-- Set of tasks --
**1.** Reproduce the passage of the article on training associate attorneys and staff that opens with the words containing "Training Associate Attorneys" and closes with "4 (April 2014)".
**2.** In the article on training associate attorneys and staff, how long a probationary period may an associate attorney be given?
**3.** Can you write the next part of the article on training associate attorneys and staff, following on from its last sentence?

-- Extract provided --
Training Associate Attorneys & Staff

By Philip J. Kavesh, J.D., LL.M. (Taxation), CFP®, ChFC, California State Bar Certified Specialist in Estate Planning, Trust & Probate Law | Volume 2, Issue 4 (April 2014)

Over the past couple of months, we covered the importance of properly hiring and incentivizing your associate attorneys and support staff in order to build and maintain a successful estate planning practice.  Now, we will address training.

As I’ve stressed in all other aspects of your practice, you must have processes, procedures, forms and systems for everything that happens in your law firm on a daily basis.  This includes your marketing, client meetings, work production and work review, as well as your associate and staff training.

Who Should Do the Training?
The first issue that must be properly addressed and planned is who will be in charge of training a new associate attorney or staff member.  You may be surprised to learn that it should not be you, the business owner.  The only exception is if this person being hired is your very first employee.  The person who trains the new associate or staff should be the same person who was in charge of the hiring process (also not you), as indicated in one of my previous articles.

There are a number of important reasons to have the same person in charge of both hiring and training.  First, the person that did the hiring will already be invested in making sure that the new hire is properly trained and works out properly.  Second, that person doing the hiring is likely to be, on a daily basis, more knowledgeable about the exact details of the tasks for which the person is being hired and, therefore, will be a better trainer.  Third, by having the same person who was responsible for the hiring decision also doing the training, you will establish an important chain of command that the new person will turn to for supervision and answering questions, keeping you out of the loop as much as possible and allowing you to build an organization that runs on its own with the least time and effort on your part.

As an incentive to take on the extra work, I highly recommend that you establish a financial bonus for the person doing the hiring and training.  This bonus can be a discretionary amount, payable once the training has been completed and the new hire is successfully performing the duties for which they were hired, provided this is accomplished within some preset time frame established for their training and ramp-up.

Preparation for the New Hire
Prior to even being hired, the person in charge of the hiring and training process should have established a Duties List.  This Duties List should outline all of the tasks for the position for which the person has been hired.  The paralegal who helped hire the first associate attorney, or associate attorney who helped you hire the next associate attorney, or staff person that helped you hire the next staff member, will not only use that Duties List for the hiring process, but also the training process.  Furthermore, the person in charge must set specific goals in terms of training agenda, expected results and timeline.  The timeline should probably correspond with periodic reviews, as well as the overall probationary period established when the new person is hired.  For example, we inform any new staff members at their initial interview, and at the point of hire, and again at the HR meeting when they come in for their first day of employment, that during the first 90 days, the firm may let them go at will for any reason.  An associate attorney may be given a longer probationary period of anywhere between 6 to 9 months.  The initial meeting with the new hire on the first day of work will go over the duties list, this expected timeline for performance and the expected results which, if possible, should be measurable such as a certain number of tasks completed with a certain level of proficiency.

-- Listing --
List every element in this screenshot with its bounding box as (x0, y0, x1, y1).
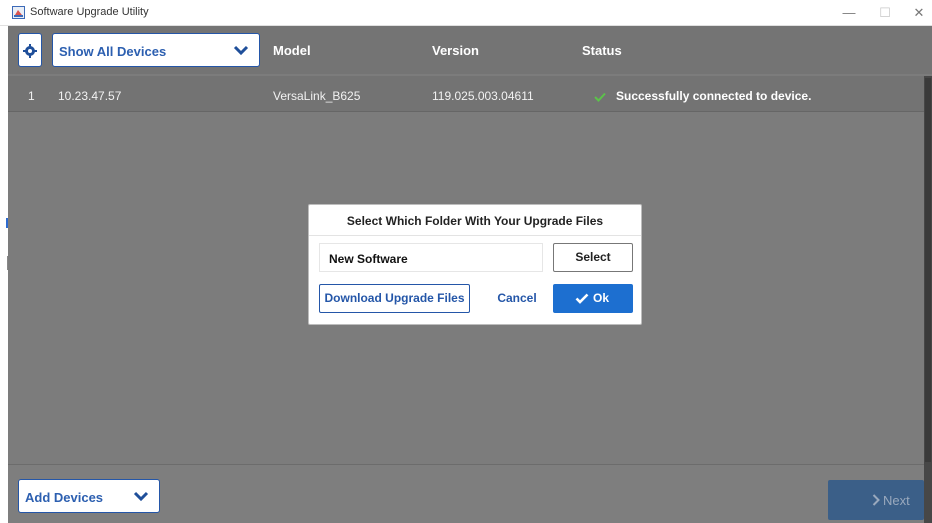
add-devices-label: Add Devices (25, 490, 104, 505)
row-ip-address: 10.23.47.57 (58, 89, 122, 103)
app-icon (12, 6, 25, 19)
ok-button[interactable]: Ok (553, 284, 633, 313)
device-filter-dropdown[interactable]: Show All Devices (52, 33, 260, 67)
folder-path-value: New Software (329, 252, 408, 266)
column-header-version: Version (432, 43, 479, 58)
window-title: Software Upgrade Utility (30, 6, 149, 18)
title-bar: Software Upgrade Utility — ☐ ✕ (0, 0, 932, 26)
close-button[interactable]: ✕ (906, 3, 932, 23)
row-model: VersaLink_B625 (273, 89, 361, 103)
download-upgrade-files-button[interactable]: Download Upgrade Files (319, 284, 470, 313)
next-label: Next (883, 493, 910, 508)
column-header-status: Status (582, 43, 622, 58)
device-filter-label: Show All Devices (59, 44, 167, 59)
chevron-right-icon (872, 494, 880, 506)
add-devices-dropdown[interactable]: Add Devices (18, 479, 160, 513)
select-folder-button[interactable]: Select (553, 243, 633, 272)
settings-button[interactable] (18, 33, 42, 67)
dialog-title: Select Which Folder With Your Upgrade Fi… (346, 214, 604, 228)
dialog-divider (309, 235, 641, 236)
scrollbar-thumb[interactable] (925, 78, 931, 462)
gear-icon (23, 44, 37, 58)
row-status: Successfully connected to device. (616, 89, 812, 103)
chevron-down-icon (133, 491, 149, 502)
folder-select-dialog: Select Which Folder With Your Upgrade Fi… (308, 204, 642, 325)
check-icon (575, 293, 589, 304)
maximize-button[interactable]: ☐ (872, 3, 898, 23)
left-edge (0, 26, 9, 523)
column-header-model: Model (273, 43, 311, 58)
check-icon (594, 89, 606, 107)
vertical-scrollbar[interactable] (924, 76, 932, 523)
cancel-button[interactable]: Cancel (491, 284, 543, 313)
folder-path-field[interactable]: New Software (319, 243, 543, 272)
next-button[interactable]: Next (828, 480, 924, 520)
minimize-button[interactable]: — (836, 3, 862, 23)
chevron-down-icon (233, 45, 249, 56)
ok-label: Ok (593, 291, 610, 305)
row-index: 1 (28, 89, 35, 103)
row-version: 119.025.003.04611 (432, 89, 534, 103)
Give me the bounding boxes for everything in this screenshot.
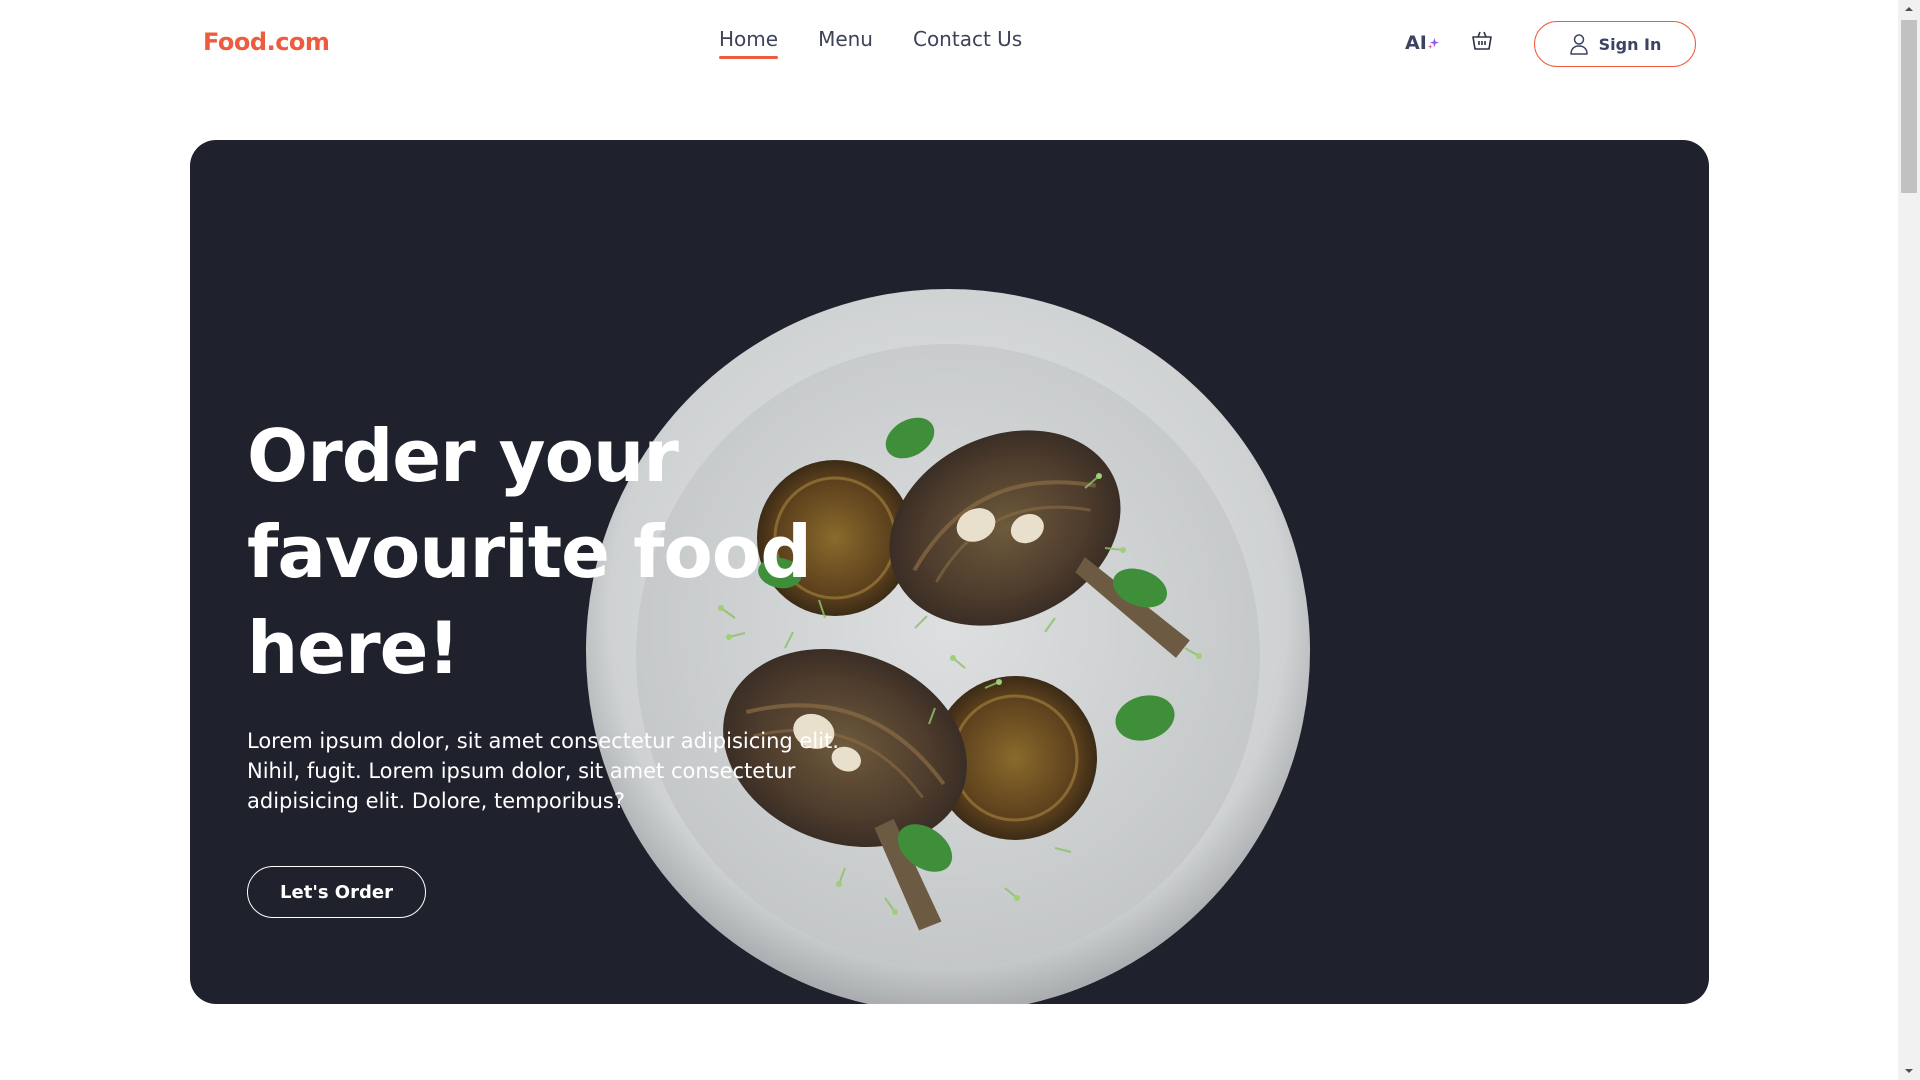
lets-order-button[interactable]: Let's Order	[247, 866, 426, 918]
page-scrollbar[interactable]	[1898, 0, 1920, 1080]
scroll-thumb[interactable]	[1901, 20, 1917, 193]
navbar: Food.com Home Menu Contact Us AI Sign In	[0, 0, 1898, 88]
nav-links: Home Menu Contact Us	[719, 27, 1022, 59]
logo[interactable]: Food.com	[203, 28, 330, 56]
nav-link-menu[interactable]: Menu	[818, 27, 873, 59]
sign-in-button[interactable]: Sign In	[1534, 21, 1696, 67]
hero-title: Order your favourite food here!	[247, 414, 812, 690]
hero-description: Lorem ipsum dolor, sit amet consectetur …	[247, 729, 839, 813]
sign-in-label: Sign In	[1598, 34, 1662, 54]
nav-link-home[interactable]: Home	[719, 27, 779, 59]
user-icon	[1569, 34, 1588, 55]
sparkle-icon	[1427, 38, 1439, 49]
ai-button[interactable]: AI	[1405, 32, 1439, 54]
hero-banner: Order your favourite food here! Lorem ip…	[190, 140, 1709, 1004]
nav-link-contact[interactable]: Contact Us	[913, 27, 1022, 59]
basket-icon	[1472, 31, 1492, 50]
ai-label: AI	[1405, 32, 1427, 54]
basket-button[interactable]	[1470, 29, 1494, 53]
scroll-up-icon[interactable]	[1904, 4, 1914, 14]
scroll-down-icon[interactable]	[1904, 1066, 1914, 1076]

-- Answers for the tasks --
**1.**
Training Associate Attorneys & Staff

By Philip J. Kavesh, J.D., LL.M. (Taxation), CFP®, ChFC, California State Bar Certified Specialist in Estate Planning, Trust & Probate Law | Volume 2, Issue 4 (April 2014)

**2.** Anywhere between 6 to 9 months.

**3.**
The other thing that must be prepared in advance of the person coming in for their first day of work, and communicated immediately during the orientation on that first day, is a definite training plan and schedule.  When we have a new hire join our firm, they are typically given a written agenda of what training and tasks they will be doing for each day of the first two to three weeks.  This agenda is typically very detailed, by not just the day, but by the hour. We have found that the first two weeks that an employee is with you will almost invariably set the tone for the work attitude and results of that person forevermore.  When a new hire comes in and they see you already have a structured definite agenda for their training, they will not only feel acknowledged, but they will have a path to run on that will give them a comfort level and a way for them to assess for themselves their own achievements and improvements.  Too often a new hire comes in to a law firm and the training process is completely haphazard.  This results in a lack of focus for the new employee and a lower sense of self-esteem and acknowledgement, which in turn adversely affects his or her work.

The initial training of a new hire should include not only the technical aspects of their job tasks, but also the operating protocol of your firm.  This could include an organizational chart that will show the chain of command and indicate who to go to for what, who to seek for supervision and ask questions of, etc.  To download and review an example of the initial three days of our associate attorney training, click here.

When proceeding with a training agenda, it is important to have a logical chronology for learning certain tasks before other tasks are taught.  Often times the mistake is made of training a new hire to take on all of his or her tasks, from A to Z, in the actual chronological order these tasks or events occur.  Although grasping a good overview of the entire duties of a person’s job is a constructive introduction, it is much better to then focus on training the new hire on the tasks that are the quickest and easiest to learn first.  This will not only give the new hire a sense of achievement as they are moving forward, but will also give you, the employer, a better understanding of this person’s attitude, capabilities and skills early on, with the least amount of collateral damage occurring (if you find this out much later in the training process).

For example, with a new associate attorney, we typically start him or her out by teaching how to handle a document signing meeting.  This gives the attorney the big picture of understanding the components of the plan and how to explain the individual documents to the client in plain English.  It is best if the new associate also sits in on and merely observes the initial meeting with the particular client, as well as is involved with the review of the documents as they proceed through the word processing system that you have (maybe a second review after the training attorney has marked them with changes).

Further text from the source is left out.